━━━━━ GIVEN ENTRIES ━━━━━

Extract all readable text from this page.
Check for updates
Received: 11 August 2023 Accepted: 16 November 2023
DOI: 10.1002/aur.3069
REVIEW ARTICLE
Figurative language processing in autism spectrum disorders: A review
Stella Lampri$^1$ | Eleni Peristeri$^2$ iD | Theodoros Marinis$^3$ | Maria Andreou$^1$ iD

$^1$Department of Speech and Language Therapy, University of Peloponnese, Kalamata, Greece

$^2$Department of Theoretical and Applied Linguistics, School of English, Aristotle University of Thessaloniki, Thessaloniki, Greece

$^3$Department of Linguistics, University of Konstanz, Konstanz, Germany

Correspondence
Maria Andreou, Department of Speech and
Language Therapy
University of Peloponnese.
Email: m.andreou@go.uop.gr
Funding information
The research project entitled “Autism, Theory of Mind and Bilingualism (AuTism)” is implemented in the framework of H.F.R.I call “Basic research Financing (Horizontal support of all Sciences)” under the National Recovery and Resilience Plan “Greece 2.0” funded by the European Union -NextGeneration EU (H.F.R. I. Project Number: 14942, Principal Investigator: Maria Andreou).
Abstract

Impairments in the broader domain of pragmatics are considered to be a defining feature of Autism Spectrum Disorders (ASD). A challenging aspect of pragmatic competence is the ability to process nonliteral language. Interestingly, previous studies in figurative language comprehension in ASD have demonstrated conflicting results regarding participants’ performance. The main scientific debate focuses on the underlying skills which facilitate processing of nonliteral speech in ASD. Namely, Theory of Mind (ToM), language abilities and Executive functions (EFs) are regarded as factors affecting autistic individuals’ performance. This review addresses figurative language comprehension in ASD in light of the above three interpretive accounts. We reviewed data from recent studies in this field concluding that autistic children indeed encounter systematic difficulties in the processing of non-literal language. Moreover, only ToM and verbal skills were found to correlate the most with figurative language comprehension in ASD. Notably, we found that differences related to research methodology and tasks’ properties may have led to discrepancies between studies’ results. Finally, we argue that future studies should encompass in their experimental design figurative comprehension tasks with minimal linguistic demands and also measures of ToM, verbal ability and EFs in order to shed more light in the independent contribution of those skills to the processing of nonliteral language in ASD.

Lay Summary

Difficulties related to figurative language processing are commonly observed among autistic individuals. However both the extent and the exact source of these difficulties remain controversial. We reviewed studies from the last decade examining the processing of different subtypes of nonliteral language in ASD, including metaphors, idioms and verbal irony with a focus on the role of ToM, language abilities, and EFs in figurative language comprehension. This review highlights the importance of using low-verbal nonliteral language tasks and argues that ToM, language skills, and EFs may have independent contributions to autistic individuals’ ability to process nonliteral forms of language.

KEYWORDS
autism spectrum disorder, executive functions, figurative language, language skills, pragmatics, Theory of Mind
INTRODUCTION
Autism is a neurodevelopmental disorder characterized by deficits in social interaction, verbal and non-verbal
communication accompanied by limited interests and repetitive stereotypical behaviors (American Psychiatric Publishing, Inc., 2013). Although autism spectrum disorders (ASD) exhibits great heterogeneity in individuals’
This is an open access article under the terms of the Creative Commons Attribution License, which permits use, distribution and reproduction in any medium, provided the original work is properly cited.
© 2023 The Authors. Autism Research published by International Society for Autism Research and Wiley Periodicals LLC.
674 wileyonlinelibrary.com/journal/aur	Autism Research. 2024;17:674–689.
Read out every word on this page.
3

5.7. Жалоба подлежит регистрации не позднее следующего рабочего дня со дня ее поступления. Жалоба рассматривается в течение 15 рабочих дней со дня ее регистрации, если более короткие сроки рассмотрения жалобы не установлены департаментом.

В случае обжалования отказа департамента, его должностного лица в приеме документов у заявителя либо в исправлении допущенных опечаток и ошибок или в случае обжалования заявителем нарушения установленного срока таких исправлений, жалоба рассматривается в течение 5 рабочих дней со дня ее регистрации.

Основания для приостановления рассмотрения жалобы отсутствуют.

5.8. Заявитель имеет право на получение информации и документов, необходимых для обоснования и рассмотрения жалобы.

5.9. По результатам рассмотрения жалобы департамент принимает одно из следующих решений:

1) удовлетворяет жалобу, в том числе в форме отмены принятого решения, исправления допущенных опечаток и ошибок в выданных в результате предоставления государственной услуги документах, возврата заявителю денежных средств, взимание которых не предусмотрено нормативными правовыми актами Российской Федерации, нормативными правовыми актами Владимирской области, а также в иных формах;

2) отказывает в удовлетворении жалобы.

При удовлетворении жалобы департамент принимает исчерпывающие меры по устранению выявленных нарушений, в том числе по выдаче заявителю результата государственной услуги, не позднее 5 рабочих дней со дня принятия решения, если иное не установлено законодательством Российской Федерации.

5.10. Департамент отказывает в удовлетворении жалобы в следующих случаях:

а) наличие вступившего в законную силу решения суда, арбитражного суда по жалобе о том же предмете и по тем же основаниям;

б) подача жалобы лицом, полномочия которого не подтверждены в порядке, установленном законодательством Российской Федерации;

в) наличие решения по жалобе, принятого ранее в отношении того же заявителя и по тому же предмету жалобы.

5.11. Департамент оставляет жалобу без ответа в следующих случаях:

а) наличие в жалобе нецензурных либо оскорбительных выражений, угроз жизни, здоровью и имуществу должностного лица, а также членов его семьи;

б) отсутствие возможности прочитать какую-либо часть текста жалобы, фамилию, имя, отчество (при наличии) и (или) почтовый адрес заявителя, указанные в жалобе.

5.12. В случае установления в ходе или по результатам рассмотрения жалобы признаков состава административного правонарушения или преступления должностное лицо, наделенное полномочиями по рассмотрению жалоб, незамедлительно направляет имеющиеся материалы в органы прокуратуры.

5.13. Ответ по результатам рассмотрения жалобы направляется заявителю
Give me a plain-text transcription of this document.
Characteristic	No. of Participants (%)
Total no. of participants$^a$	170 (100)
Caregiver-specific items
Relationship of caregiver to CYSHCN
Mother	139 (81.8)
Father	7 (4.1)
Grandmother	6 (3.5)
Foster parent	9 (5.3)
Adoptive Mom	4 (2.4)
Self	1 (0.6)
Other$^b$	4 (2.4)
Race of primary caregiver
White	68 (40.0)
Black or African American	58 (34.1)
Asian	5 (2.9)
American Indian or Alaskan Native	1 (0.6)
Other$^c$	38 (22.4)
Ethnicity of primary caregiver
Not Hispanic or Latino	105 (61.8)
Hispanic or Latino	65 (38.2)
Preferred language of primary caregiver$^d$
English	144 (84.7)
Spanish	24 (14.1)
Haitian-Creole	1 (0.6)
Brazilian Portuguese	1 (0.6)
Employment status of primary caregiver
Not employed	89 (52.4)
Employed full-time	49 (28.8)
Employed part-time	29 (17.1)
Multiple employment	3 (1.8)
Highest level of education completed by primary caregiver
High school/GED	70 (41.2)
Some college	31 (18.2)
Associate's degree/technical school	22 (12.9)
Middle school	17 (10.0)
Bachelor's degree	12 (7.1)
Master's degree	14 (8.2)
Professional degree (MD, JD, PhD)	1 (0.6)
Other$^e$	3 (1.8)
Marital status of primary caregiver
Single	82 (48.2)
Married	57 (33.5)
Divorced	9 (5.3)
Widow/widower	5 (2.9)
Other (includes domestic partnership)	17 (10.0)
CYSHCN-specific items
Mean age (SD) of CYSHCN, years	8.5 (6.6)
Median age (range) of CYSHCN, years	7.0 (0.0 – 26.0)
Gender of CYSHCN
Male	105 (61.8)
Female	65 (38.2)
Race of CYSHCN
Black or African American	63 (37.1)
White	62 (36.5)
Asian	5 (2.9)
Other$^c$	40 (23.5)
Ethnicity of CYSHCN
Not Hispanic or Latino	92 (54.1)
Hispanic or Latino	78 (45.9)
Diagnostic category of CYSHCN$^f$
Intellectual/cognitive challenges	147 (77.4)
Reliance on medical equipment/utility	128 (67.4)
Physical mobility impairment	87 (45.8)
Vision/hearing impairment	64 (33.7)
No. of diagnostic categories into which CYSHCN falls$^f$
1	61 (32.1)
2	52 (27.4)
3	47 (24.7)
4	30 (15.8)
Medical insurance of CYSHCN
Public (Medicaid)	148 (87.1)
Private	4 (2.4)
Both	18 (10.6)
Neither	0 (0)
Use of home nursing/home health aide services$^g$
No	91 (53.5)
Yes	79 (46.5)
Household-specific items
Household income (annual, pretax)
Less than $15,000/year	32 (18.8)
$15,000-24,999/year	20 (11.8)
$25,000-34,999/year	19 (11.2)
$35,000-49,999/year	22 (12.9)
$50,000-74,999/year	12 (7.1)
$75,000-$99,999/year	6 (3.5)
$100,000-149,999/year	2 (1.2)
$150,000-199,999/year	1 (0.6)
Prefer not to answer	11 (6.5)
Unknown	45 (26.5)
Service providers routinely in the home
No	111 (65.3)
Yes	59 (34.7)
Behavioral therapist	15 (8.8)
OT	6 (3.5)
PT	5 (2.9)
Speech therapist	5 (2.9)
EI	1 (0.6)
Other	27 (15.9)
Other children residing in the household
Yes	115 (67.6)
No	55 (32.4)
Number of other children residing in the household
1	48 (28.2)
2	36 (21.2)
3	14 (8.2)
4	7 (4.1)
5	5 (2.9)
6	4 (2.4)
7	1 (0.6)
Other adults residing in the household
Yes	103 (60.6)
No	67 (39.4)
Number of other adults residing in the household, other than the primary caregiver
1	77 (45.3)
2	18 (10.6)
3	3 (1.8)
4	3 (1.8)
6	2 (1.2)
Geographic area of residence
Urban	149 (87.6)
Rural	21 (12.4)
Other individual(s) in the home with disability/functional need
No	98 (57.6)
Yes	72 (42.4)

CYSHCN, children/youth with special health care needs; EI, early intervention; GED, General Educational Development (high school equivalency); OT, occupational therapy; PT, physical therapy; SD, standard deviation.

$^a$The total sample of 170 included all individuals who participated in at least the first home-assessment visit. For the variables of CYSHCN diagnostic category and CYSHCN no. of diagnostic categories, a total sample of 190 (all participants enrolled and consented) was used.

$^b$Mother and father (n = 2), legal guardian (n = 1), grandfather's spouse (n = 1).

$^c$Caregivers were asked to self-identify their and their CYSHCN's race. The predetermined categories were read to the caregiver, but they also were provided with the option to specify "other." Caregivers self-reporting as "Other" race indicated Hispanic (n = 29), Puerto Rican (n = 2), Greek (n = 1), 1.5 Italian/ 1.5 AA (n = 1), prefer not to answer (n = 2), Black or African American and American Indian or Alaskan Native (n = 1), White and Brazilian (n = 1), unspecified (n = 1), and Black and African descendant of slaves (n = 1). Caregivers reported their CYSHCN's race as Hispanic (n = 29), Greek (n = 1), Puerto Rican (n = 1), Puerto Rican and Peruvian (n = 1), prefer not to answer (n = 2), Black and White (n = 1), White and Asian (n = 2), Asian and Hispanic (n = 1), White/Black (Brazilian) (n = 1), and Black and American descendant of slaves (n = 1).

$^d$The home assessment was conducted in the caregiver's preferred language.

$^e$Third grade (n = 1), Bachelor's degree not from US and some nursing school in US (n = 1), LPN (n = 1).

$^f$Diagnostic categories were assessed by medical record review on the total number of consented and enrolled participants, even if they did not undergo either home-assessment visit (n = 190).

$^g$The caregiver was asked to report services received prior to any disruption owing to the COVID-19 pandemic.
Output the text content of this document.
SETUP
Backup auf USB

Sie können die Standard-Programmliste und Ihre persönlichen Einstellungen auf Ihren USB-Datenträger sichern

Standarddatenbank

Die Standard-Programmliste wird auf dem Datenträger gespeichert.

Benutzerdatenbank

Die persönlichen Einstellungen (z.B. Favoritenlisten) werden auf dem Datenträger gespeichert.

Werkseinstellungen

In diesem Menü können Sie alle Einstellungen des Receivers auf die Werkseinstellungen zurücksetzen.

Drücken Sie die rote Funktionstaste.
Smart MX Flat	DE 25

━━━━━

*WHAT YOU NEED TO DO*:
Among the lines of the material, find those that hold the word "können" and copy them.

*ANSWER TO THIS EXERCISE*:
Sie können die Standard-Programmliste und Ihre persönlichen Einstellungen auf Ihren USB-Datenträger sichern
In diesem Menü können Sie alle Einstellungen des Receivers auf die Werkseinstellungen zurücksetzen.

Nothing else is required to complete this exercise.